___ DATA ENTRIES ___

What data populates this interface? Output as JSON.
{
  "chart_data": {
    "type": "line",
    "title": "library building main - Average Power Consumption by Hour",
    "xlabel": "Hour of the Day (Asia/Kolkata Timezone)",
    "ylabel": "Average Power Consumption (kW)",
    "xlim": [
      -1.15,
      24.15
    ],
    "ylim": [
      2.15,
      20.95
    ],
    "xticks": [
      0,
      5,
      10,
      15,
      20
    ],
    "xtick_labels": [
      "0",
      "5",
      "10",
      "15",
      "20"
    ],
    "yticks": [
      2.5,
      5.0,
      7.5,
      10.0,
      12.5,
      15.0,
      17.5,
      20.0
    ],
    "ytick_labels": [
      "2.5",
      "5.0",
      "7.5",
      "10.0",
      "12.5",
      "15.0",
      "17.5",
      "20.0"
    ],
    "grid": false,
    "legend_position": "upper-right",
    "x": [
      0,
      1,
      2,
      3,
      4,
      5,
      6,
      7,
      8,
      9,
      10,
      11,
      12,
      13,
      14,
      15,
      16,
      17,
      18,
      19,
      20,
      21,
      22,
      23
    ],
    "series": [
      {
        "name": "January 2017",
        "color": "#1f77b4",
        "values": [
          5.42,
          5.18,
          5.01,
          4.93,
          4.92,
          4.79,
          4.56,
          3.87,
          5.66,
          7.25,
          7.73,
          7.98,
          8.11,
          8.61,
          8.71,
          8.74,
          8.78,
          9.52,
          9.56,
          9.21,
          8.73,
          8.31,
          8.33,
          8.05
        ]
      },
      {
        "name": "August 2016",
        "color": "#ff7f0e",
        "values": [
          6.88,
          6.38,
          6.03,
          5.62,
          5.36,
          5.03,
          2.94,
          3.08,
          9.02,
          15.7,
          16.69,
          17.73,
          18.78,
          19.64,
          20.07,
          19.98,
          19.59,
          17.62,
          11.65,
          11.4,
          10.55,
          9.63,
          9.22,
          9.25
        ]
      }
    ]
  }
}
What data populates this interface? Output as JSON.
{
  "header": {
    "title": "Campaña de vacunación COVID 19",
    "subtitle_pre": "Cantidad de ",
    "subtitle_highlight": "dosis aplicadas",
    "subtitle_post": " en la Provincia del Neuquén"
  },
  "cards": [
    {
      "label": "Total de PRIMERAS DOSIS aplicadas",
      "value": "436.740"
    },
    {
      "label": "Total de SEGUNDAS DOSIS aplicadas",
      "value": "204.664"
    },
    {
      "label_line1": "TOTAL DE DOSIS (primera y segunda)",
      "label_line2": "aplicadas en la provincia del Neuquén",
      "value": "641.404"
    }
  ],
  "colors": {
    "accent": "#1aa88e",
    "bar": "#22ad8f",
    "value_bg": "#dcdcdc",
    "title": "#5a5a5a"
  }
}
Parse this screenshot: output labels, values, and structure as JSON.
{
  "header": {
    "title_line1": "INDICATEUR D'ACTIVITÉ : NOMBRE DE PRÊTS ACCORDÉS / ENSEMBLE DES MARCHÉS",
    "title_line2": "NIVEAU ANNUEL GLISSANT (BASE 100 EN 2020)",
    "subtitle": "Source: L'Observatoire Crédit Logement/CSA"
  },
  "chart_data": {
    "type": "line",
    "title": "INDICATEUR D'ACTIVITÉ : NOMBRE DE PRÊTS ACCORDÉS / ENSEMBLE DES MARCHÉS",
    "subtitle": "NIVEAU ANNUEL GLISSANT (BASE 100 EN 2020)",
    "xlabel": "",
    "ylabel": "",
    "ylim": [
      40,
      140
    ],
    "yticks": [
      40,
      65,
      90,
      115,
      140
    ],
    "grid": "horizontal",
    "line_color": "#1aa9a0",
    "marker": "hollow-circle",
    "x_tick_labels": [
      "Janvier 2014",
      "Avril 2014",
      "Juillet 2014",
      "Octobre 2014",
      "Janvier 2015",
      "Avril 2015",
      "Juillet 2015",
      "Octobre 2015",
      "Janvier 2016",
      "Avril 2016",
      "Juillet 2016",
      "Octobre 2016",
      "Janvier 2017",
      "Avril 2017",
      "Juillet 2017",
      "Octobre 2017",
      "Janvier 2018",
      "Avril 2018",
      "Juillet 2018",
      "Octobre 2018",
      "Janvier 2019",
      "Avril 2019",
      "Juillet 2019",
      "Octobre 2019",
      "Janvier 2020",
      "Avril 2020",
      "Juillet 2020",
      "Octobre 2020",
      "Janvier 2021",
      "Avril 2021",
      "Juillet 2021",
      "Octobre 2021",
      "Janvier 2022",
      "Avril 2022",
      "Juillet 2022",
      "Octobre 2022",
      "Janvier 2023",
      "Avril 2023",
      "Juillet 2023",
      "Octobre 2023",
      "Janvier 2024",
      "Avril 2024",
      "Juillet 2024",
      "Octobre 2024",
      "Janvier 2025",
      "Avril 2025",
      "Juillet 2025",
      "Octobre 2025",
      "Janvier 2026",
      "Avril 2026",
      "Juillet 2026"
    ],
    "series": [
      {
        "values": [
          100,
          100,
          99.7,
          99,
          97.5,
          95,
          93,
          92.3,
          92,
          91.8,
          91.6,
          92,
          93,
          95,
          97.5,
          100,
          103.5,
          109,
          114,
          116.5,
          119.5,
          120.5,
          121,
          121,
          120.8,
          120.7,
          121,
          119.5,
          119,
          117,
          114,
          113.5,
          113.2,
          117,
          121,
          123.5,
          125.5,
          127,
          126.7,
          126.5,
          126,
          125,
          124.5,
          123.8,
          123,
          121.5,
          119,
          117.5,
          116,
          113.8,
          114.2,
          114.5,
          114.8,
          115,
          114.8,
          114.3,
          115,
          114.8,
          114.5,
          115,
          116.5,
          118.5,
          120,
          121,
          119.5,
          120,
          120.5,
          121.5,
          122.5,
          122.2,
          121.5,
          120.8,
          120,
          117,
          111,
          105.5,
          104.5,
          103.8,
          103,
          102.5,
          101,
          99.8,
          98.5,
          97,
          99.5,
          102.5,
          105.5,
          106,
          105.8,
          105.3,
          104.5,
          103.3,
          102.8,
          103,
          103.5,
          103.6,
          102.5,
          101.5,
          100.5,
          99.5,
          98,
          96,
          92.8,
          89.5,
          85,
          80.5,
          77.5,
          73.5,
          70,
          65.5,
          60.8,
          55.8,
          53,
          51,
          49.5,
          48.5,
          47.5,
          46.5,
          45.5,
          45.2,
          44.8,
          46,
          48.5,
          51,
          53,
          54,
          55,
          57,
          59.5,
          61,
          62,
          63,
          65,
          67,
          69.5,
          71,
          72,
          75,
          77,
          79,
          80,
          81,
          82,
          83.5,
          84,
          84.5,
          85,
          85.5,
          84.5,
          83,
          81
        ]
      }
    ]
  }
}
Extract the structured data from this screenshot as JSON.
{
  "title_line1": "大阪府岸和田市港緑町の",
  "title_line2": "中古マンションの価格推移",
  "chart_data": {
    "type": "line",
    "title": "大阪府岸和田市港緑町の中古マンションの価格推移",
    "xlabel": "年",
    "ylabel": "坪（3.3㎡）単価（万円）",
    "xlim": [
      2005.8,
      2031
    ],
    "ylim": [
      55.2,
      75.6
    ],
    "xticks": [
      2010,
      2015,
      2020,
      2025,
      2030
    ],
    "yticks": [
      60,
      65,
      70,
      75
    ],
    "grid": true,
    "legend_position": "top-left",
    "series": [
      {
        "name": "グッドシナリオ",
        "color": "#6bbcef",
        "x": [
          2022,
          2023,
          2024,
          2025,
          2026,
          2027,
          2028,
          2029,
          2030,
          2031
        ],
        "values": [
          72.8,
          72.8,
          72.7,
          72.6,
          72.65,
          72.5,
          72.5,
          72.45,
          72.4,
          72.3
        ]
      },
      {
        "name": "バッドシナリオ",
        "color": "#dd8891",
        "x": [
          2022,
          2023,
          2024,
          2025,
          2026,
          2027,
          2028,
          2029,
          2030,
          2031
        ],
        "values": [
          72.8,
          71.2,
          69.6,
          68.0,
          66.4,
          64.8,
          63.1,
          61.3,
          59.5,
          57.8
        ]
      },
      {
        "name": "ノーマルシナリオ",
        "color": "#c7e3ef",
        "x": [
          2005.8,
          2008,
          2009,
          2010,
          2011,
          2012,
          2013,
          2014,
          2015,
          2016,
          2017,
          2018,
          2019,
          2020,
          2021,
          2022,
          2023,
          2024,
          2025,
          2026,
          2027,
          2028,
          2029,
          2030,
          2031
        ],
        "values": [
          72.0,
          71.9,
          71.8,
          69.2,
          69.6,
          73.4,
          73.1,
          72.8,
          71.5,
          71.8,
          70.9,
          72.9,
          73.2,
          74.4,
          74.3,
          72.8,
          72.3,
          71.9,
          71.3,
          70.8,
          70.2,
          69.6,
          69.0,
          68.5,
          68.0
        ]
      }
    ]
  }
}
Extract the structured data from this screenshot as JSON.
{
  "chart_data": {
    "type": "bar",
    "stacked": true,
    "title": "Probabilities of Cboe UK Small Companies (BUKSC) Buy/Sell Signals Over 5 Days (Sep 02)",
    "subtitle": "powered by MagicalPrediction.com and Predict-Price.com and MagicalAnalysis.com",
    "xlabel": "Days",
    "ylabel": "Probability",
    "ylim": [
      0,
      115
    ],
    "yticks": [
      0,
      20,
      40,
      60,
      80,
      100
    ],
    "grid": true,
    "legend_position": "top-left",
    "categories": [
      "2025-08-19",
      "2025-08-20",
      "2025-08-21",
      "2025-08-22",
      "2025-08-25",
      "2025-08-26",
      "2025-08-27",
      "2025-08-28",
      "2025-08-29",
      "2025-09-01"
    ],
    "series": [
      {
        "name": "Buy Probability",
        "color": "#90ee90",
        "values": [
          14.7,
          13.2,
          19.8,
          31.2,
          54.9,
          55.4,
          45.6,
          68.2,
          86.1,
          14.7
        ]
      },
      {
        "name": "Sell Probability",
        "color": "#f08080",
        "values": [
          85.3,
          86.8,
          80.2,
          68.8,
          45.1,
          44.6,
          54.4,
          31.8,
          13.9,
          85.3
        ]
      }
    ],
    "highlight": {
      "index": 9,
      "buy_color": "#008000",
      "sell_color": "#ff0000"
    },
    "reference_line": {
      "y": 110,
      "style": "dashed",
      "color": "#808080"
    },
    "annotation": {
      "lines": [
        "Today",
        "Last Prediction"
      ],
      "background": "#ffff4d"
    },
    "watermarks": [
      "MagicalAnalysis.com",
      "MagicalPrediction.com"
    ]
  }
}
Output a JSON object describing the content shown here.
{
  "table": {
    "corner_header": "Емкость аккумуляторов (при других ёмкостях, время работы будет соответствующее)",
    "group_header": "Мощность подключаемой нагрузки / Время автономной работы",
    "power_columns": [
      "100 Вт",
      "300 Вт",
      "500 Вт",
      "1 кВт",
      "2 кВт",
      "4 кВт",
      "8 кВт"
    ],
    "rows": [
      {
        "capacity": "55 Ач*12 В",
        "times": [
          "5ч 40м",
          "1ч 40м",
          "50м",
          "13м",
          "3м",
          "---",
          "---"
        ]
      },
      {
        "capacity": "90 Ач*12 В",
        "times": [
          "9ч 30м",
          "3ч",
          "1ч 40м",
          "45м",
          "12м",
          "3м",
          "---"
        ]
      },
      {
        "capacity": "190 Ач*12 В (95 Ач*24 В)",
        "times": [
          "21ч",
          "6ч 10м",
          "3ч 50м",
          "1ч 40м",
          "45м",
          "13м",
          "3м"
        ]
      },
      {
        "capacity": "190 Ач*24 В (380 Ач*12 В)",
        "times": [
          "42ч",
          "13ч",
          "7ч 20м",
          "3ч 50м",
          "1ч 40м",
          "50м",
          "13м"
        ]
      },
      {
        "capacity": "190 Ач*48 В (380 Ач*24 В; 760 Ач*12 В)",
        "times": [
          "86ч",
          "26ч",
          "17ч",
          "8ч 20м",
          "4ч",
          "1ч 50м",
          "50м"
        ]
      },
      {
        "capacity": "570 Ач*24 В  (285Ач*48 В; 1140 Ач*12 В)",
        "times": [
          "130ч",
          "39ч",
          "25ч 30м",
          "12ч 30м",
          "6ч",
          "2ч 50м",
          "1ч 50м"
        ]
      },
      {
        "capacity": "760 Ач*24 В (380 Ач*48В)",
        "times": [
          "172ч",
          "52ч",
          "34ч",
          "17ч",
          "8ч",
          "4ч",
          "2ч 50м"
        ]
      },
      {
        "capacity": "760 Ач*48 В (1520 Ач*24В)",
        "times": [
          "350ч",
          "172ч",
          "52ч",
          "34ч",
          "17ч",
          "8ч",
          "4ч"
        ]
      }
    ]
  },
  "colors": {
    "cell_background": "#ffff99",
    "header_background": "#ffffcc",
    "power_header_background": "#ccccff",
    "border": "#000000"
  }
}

___

*WHAT THIS TASK INVOLVES:* Using the listing above, locate the lines that hold "Hour" and copy each one.

*OUTPUT FOR THIS EXERCISE:*
    "title": "library building main - Average Power Consumption by Hour",
    "xlabel": "Hour of the Day (Asia/Kolkata Timezone)",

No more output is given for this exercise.